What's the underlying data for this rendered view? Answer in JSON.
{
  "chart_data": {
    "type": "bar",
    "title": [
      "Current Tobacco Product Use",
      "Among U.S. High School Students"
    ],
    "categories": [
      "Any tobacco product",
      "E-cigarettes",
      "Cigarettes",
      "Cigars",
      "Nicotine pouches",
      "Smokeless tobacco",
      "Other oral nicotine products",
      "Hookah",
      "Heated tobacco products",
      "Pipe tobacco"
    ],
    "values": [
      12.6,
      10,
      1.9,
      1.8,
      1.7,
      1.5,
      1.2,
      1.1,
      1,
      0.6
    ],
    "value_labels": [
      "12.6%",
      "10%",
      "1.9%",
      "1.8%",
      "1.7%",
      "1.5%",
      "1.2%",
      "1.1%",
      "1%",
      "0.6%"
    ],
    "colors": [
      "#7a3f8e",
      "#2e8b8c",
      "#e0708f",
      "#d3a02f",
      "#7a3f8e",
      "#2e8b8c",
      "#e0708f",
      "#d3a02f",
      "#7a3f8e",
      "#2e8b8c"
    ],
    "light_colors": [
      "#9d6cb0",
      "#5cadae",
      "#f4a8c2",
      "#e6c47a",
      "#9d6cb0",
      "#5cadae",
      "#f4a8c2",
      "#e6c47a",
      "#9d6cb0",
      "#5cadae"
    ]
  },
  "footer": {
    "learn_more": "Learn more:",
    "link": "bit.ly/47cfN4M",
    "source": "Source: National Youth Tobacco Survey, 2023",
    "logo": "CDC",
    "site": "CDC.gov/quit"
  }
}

--

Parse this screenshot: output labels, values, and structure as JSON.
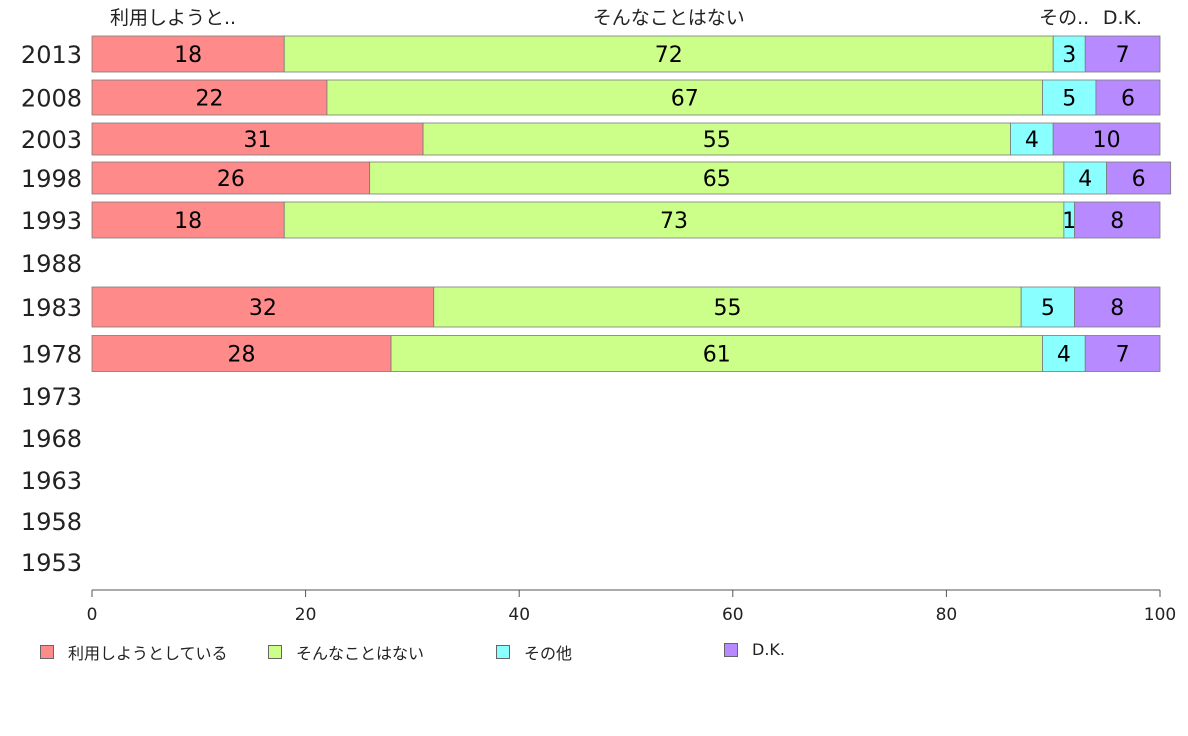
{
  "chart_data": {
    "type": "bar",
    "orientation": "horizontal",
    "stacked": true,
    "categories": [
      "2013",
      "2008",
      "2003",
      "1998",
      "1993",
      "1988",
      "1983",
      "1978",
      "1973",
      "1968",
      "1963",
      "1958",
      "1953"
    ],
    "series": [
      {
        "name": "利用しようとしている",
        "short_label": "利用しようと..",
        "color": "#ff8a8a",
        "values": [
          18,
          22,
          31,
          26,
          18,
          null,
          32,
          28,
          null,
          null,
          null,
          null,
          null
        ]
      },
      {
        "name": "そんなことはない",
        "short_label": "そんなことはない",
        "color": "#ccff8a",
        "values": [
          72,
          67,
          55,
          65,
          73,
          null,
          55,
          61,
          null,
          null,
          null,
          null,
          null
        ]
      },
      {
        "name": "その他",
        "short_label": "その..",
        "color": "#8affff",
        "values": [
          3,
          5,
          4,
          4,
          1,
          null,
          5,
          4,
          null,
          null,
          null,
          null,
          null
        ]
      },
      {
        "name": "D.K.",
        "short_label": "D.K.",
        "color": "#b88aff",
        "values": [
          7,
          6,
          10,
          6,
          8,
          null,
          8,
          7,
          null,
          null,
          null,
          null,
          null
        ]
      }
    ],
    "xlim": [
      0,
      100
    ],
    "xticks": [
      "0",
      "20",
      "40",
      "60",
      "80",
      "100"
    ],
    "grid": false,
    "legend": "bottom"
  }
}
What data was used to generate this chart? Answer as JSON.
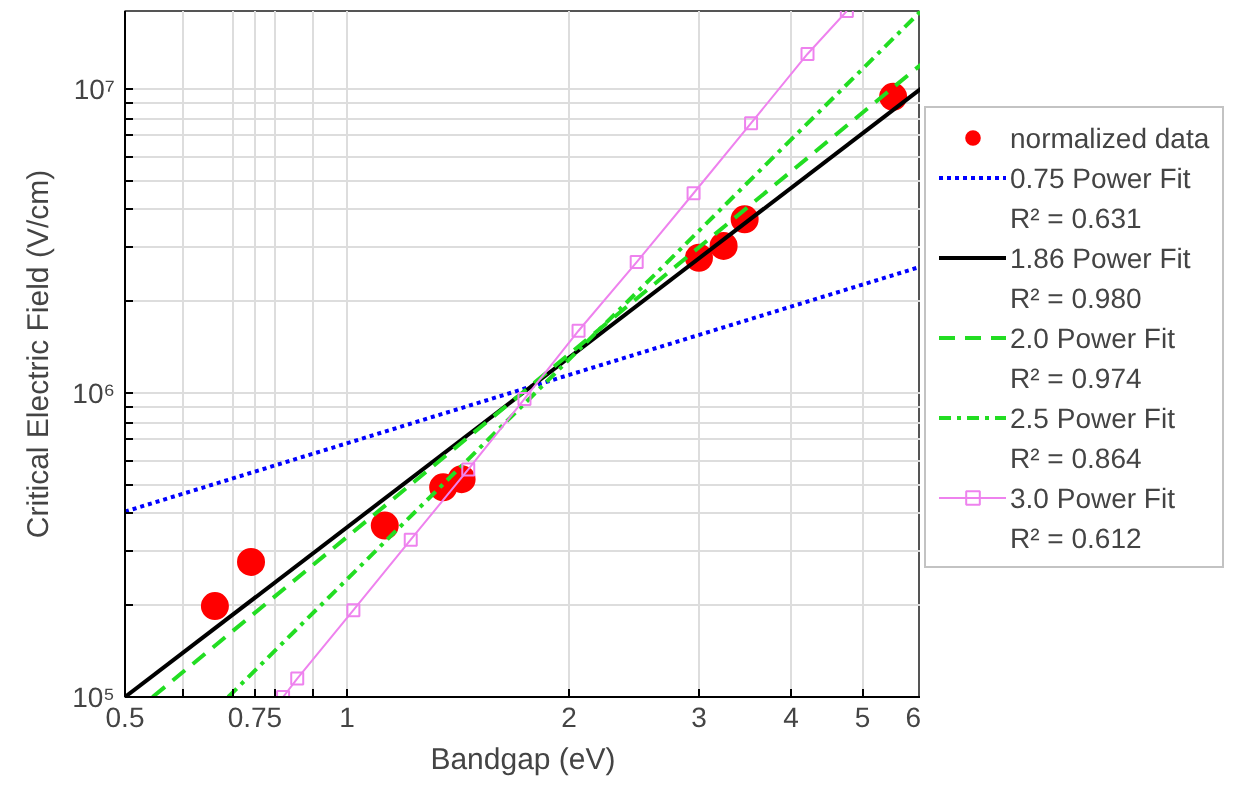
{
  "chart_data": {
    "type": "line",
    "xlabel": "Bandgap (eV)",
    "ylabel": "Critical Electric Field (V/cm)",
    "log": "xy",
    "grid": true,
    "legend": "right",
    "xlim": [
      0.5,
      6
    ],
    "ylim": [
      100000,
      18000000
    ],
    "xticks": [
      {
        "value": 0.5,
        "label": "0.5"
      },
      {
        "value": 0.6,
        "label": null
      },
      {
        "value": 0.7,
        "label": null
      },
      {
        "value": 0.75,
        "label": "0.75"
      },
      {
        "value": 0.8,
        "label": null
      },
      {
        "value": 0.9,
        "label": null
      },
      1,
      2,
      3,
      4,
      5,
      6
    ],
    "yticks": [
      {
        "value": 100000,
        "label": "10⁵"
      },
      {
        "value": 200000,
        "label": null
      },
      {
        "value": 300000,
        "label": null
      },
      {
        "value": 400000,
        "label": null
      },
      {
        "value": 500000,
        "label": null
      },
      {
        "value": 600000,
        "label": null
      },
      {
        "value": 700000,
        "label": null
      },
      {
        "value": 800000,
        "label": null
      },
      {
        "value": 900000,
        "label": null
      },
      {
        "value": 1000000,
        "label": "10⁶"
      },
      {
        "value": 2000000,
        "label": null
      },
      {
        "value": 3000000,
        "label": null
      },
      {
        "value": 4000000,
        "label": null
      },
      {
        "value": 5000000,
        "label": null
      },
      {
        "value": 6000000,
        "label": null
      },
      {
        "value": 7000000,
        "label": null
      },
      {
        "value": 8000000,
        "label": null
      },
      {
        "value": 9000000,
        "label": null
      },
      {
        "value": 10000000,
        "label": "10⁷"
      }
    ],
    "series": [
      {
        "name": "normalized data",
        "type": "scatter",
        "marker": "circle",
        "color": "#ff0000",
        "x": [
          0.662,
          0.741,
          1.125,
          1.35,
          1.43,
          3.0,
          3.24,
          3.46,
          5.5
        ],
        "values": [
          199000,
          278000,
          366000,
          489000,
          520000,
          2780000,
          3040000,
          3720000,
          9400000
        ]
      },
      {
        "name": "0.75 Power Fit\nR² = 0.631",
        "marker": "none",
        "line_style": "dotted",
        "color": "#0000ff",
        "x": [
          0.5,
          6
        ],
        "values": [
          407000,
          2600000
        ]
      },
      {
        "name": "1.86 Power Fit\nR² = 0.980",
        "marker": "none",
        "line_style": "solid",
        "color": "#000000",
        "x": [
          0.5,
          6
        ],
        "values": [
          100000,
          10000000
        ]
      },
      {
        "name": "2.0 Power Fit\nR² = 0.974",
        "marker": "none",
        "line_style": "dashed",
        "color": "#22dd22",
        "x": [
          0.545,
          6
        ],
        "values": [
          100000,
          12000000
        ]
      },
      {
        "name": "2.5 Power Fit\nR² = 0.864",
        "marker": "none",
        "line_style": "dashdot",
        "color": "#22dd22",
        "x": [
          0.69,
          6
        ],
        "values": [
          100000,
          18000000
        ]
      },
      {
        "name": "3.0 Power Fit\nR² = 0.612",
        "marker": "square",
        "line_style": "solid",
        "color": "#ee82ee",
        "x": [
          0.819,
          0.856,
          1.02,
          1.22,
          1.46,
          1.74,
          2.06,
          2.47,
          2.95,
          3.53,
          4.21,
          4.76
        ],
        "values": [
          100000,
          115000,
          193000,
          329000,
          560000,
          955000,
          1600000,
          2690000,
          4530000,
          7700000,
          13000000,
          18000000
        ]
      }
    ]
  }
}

-- DIRECTIVE --
Check every line of the data above for the string "What", and copy those that have it.

-- RESULT --
What's the underlying data for this rendered view? Answer in JSON.
What data was used to generate this chart? Answer as JSON.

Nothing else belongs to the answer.